> [STATED PROBLEM]: Restate the whole listing word for word. Pictures are left out.

>> Start PROVIDED ENTRIES

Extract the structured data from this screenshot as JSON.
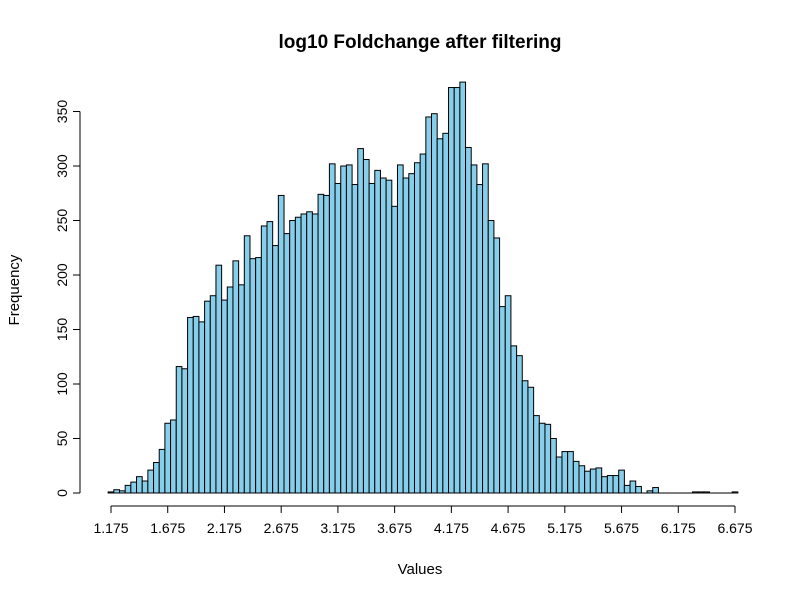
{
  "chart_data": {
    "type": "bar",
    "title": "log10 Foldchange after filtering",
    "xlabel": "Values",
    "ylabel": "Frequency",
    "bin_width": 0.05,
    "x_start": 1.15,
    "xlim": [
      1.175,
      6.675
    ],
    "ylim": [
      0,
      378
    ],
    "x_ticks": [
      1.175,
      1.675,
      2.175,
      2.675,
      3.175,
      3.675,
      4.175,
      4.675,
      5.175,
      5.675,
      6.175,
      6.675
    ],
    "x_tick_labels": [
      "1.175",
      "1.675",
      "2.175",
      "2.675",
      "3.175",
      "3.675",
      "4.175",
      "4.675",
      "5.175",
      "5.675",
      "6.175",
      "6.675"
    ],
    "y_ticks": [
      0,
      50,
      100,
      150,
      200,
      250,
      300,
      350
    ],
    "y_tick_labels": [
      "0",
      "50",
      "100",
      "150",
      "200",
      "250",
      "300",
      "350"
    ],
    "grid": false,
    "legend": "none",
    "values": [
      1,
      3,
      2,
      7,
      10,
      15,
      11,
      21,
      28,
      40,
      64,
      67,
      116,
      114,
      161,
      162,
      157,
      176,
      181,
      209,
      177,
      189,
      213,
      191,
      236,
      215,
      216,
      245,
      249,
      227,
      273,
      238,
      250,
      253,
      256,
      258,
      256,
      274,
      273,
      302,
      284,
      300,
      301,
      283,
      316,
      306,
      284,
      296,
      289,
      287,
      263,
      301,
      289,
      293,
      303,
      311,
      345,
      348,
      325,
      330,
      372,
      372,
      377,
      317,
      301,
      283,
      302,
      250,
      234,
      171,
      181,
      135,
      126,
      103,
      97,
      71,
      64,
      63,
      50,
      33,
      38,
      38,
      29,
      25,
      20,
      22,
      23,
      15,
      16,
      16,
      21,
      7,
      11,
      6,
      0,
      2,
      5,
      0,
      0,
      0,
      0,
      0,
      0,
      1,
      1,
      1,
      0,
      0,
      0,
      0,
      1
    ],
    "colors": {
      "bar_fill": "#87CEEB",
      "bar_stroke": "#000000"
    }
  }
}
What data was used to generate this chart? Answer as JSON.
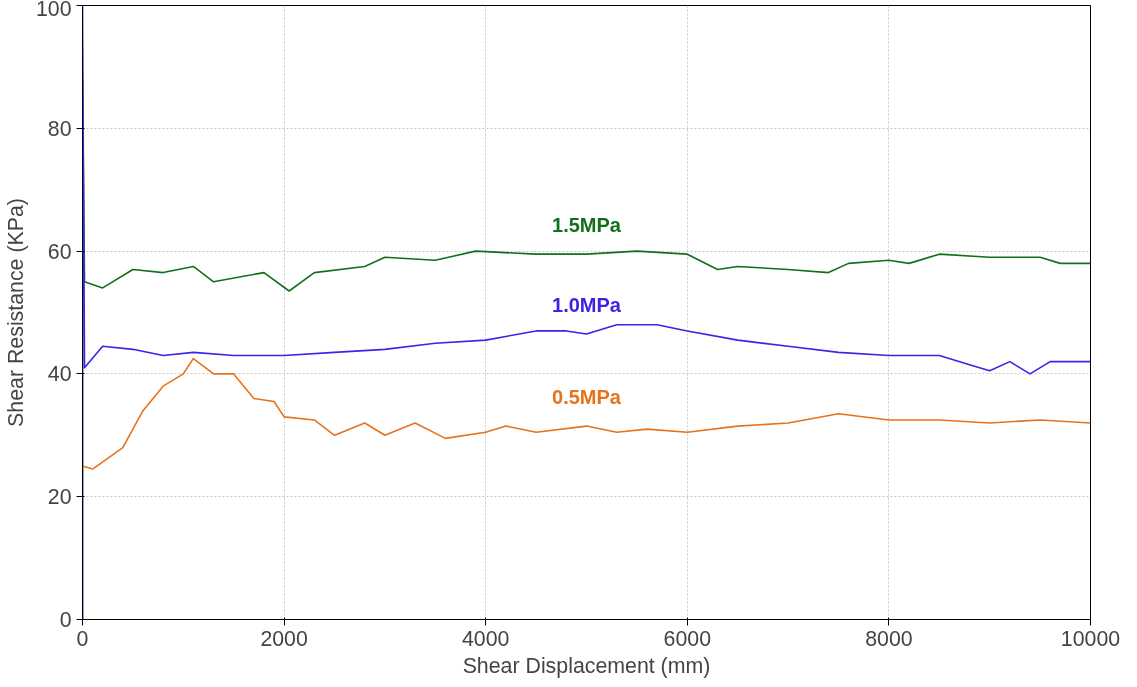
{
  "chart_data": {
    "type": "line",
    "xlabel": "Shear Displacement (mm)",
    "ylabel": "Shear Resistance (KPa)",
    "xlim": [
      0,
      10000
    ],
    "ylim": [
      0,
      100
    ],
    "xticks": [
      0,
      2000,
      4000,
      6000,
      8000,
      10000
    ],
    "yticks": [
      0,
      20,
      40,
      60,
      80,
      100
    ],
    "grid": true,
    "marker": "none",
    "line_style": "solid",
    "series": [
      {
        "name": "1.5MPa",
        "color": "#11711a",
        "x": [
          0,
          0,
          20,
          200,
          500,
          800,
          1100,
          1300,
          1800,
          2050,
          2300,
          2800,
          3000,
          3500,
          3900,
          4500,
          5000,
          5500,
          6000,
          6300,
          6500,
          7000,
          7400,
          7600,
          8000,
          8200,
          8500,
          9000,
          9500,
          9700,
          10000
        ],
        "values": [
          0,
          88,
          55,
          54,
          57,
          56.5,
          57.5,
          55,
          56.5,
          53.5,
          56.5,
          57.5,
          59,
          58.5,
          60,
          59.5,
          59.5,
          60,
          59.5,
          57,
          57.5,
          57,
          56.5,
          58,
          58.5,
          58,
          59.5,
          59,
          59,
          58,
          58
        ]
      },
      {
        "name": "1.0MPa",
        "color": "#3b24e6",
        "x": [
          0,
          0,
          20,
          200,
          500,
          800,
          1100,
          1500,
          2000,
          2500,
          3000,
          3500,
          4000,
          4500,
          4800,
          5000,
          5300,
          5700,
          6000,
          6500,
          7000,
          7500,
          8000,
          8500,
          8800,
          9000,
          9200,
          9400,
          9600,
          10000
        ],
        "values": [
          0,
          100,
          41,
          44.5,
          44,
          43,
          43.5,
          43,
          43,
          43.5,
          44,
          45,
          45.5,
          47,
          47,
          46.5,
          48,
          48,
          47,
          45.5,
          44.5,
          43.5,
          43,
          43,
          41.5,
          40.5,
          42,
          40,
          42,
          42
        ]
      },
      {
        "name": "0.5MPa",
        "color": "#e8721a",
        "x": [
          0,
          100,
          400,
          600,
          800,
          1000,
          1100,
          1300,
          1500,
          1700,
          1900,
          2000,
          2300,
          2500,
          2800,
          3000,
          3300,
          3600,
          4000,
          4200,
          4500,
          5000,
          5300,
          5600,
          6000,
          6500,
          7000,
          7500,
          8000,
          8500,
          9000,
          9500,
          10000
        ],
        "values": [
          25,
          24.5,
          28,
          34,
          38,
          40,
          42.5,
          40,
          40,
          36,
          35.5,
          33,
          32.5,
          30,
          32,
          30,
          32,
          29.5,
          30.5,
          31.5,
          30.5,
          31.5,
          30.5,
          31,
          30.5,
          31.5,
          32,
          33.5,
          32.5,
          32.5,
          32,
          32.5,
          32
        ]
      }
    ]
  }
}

>> End PROVIDED ENTRIES

> [FULL RESPONSE]:
Extract the structured data from this screenshot as JSON.
{
  "chart_data": {
    "type": "bar",
    "title": "log10 Foldchange after filtering",
    "xlabel": "Values",
    "ylabel": "Frequency",
    "bin_width": 0.05,
    "x_start": 1.15,
    "xlim": [
      1.175,
      6.675
    ],
    "ylim": [
      0,
      378
    ],
    "x_ticks": [
      1.175,
      1.675,
      2.175,
      2.675,
      3.175,
      3.675,
      4.175,
      4.675,
      5.175,
      5.675,
      6.175,
      6.675
    ],
    "x_tick_labels": [
      "1.175",
      "1.675",
      "2.175",
      "2.675",
      "3.175",
      "3.675",
      "4.175",
      "4.675",
      "5.175",
      "5.675",
      "6.175",
      "6.675"
    ],
    "y_ticks": [
      0,
      50,
      100,
      150,
      200,
      250,
      300,
      350
    ],
    "y_tick_labels": [
      "0",
      "50",
      "100",
      "150",
      "200",
      "250",
      "300",
      "350"
    ],
    "grid": false,
    "legend": "none",
    "values": [
      1,
      3,
      2,
      7,
      10,
      15,
      11,
      21,
      28,
      40,
      64,
      67,
      116,
      114,
      161,
      162,
      157,
      176,
      181,
      209,
      177,
      189,
      213,
      191,
      236,
      215,
      216,
      245,
      249,
      227,
      273,
      238,
      250,
      253,
      256,
      258,
      256,
      274,
      273,
      302,
      284,
      300,
      301,
      283,
      316,
      306,
      284,
      296,
      289,
      287,
      263,
      301,
      289,
      293,
      303,
      311,
      345,
      348,
      325,
      330,
      372,
      372,
      377,
      317,
      301,
      283,
      302,
      250,
      234,
      171,
      181,
      135,
      126,
      103,
      97,
      71,
      64,
      63,
      50,
      33,
      38,
      38,
      29,
      25,
      20,
      22,
      23,
      15,
      16,
      16,
      21,
      7,
      11,
      6,
      0,
      2,
      5,
      0,
      0,
      0,
      0,
      0,
      0,
      1,
      1,
      1,
      0,
      0,
      0,
      0,
      1
    ],
    "colors": {
      "bar_fill": "#87CEEB",
      "bar_stroke": "#000000"
    }
  }
}
What data was used to generate this chart? Answer as JSON.
{
  "chart_data": {
    "type": "line",
    "xlabel": "Shear Displacement (mm)",
    "ylabel": "Shear Resistance (KPa)",
    "xlim": [
      0,
      10000
    ],
    "ylim": [
      0,
      100
    ],
    "xticks": [
      0,
      2000,
      4000,
      6000,
      8000,
      10000
    ],
    "yticks": [
      0,
      20,
      40,
      60,
      80,
      100
    ],
    "grid": true,
    "marker": "none",
    "line_style": "solid",
    "series": [
      {
        "name": "1.5MPa",
        "color": "#11711a",
        "x": [
          0,
          0,
          20,
          200,
          500,
          800,
          1100,
          1300,
          1800,
          2050,
          2300,
          2800,
          3000,
          3500,
          3900,
          4500,
          5000,
          5500,
          6000,
          6300,
          6500,
          7000,
          7400,
          7600,
          8000,
          8200,
          8500,
          9000,
          9500,
          9700,
          10000
        ],
        "values": [
          0,
          88,
          55,
          54,
          57,
          56.5,
          57.5,
          55,
          56.5,
          53.5,
          56.5,
          57.5,
          59,
          58.5,
          60,
          59.5,
          59.5,
          60,
          59.5,
          57,
          57.5,
          57,
          56.5,
          58,
          58.5,
          58,
          59.5,
          59,
          59,
          58,
          58
        ]
      },
      {
        "name": "1.0MPa",
        "color": "#3b24e6",
        "x": [
          0,
          0,
          20,
          200,
          500,
          800,
          1100,
          1500,
          2000,
          2500,
          3000,
          3500,
          4000,
          4500,
          4800,
          5000,
          5300,
          5700,
          6000,
          6500,
          7000,
          7500,
          8000,
          8500,
          8800,
          9000,
          9200,
          9400,
          9600,
          10000
        ],
        "values": [
          0,
          100,
          41,
          44.5,
          44,
          43,
          43.5,
          43,
          43,
          43.5,
          44,
          45,
          45.5,
          47,
          47,
          46.5,
          48,
          48,
          47,
          45.5,
          44.5,
          43.5,
          43,
          43,
          41.5,
          40.5,
          42,
          40,
          42,
          42
        ]
      },
      {
        "name": "0.5MPa",
        "color": "#e8721a",
        "x": [
          0,
          100,
          400,
          600,
          800,
          1000,
          1100,
          1300,
          1500,
          1700,
          1900,
          2000,
          2300,
          2500,
          2800,
          3000,
          3300,
          3600,
          4000,
          4200,
          4500,
          5000,
          5300,
          5600,
          6000,
          6500,
          7000,
          7500,
          8000,
          8500,
          9000,
          9500,
          10000
        ],
        "values": [
          25,
          24.5,
          28,
          34,
          38,
          40,
          42.5,
          40,
          40,
          36,
          35.5,
          33,
          32.5,
          30,
          32,
          30,
          32,
          29.5,
          30.5,
          31.5,
          30.5,
          31.5,
          30.5,
          31,
          30.5,
          31.5,
          32,
          33.5,
          32.5,
          32.5,
          32,
          32.5,
          32
        ]
      }
    ]
  }
}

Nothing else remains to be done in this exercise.